* _Information shown_
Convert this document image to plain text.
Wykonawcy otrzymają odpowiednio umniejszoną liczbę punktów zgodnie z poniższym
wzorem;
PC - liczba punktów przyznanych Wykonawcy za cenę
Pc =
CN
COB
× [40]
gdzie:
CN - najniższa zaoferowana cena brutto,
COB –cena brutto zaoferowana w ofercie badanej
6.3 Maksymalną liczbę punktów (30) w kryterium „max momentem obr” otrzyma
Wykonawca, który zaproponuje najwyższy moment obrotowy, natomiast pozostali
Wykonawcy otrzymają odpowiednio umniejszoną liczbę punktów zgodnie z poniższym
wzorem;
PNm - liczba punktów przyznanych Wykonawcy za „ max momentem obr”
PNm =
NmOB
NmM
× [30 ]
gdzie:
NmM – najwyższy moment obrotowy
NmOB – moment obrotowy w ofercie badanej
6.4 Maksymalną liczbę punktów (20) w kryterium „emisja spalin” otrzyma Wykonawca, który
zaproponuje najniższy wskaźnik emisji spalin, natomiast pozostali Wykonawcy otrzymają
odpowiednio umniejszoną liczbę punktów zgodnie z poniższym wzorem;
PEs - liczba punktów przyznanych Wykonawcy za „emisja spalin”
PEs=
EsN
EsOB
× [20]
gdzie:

* _Prompt_
Only the number is needed: state how many lines in the listing contain "kryterium".

* _Answer for the task_
2